• Task requirements: Print the entries in full, word for word, but not the pictures.

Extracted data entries
################

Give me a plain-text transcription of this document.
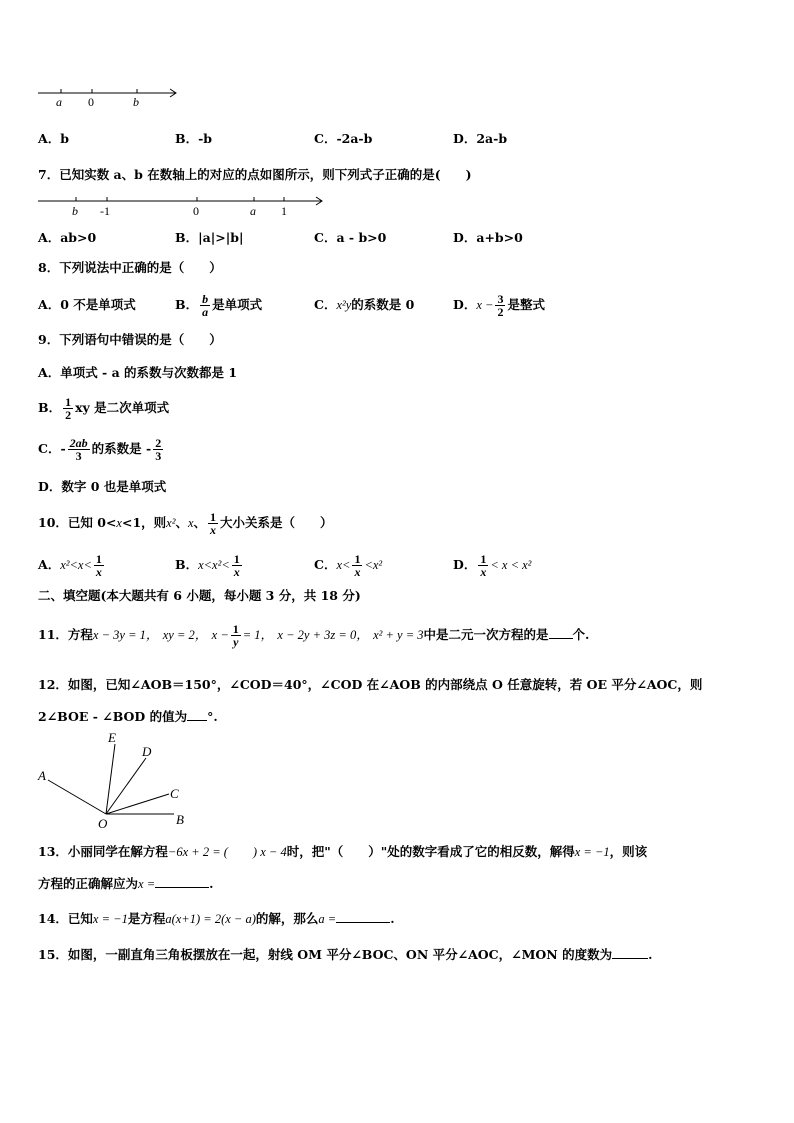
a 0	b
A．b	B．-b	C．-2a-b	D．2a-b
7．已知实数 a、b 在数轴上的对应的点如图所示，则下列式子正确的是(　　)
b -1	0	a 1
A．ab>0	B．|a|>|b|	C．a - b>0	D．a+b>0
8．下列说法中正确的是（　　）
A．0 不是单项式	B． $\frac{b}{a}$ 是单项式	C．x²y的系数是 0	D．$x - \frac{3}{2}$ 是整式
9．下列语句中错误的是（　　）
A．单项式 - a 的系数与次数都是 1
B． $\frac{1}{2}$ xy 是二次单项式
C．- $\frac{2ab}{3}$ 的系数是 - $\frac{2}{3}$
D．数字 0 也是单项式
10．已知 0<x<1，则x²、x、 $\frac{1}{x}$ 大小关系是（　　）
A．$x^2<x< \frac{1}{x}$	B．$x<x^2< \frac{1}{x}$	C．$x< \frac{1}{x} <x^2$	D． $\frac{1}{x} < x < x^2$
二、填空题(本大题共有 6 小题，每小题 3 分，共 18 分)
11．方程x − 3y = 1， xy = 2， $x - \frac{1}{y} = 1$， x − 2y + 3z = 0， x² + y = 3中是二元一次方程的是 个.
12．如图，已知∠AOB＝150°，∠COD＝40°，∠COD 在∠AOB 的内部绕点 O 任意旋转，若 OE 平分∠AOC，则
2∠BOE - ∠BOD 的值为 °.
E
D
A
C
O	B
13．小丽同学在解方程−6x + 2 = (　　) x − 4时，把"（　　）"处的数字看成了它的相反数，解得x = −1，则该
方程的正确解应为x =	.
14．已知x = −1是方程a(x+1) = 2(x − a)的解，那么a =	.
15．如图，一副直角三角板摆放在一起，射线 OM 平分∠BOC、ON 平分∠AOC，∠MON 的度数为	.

################

• Output for this exercise:
Give me a plain-text transcription of this document.
a 0	b
A．b	B．-b	C．-2a-b	D．2a-b
7．已知实数 a、b 在数轴上的对应的点如图所示，则下列式子正确的是(　　)
b -1	0	a 1
A．ab>0	B．|a|>|b|	C．a - b>0	D．a+b>0
8．下列说法中正确的是（　　）
A．0 不是单项式	B． $\frac{b}{a}$ 是单项式	C．x²y的系数是 0	D．$x - \frac{3}{2}$ 是整式
9．下列语句中错误的是（　　）
A．单项式 - a 的系数与次数都是 1
B． $\frac{1}{2}$ xy 是二次单项式
C．- $\frac{2ab}{3}$ 的系数是 - $\frac{2}{3}$
D．数字 0 也是单项式
10．已知 0<x<1，则x²、x、 $\frac{1}{x}$ 大小关系是（　　）
A．$x^2<x< \frac{1}{x}$	B．$x<x^2< \frac{1}{x}$	C．$x< \frac{1}{x} <x^2$	D． $\frac{1}{x} < x < x^2$
二、填空题(本大题共有 6 小题，每小题 3 分，共 18 分)
11．方程x − 3y = 1， xy = 2， $x - \frac{1}{y} = 1$， x − 2y + 3z = 0， x² + y = 3中是二元一次方程的是 个.
12．如图，已知∠AOB＝150°，∠COD＝40°，∠COD 在∠AOB 的内部绕点 O 任意旋转，若 OE 平分∠AOC，则
2∠BOE - ∠BOD 的值为 °.
E
D
A
C
O	B
13．小丽同学在解方程−6x + 2 = (　　) x − 4时，把"（　　）"处的数字看成了它的相反数，解得x = −1，则该
方程的正确解应为x =	.
14．已知x = −1是方程a(x+1) = 2(x − a)的解，那么a =	.
15．如图，一副直角三角板摆放在一起，射线 OM 平分∠BOC、ON 平分∠AOC，∠MON 的度数为	.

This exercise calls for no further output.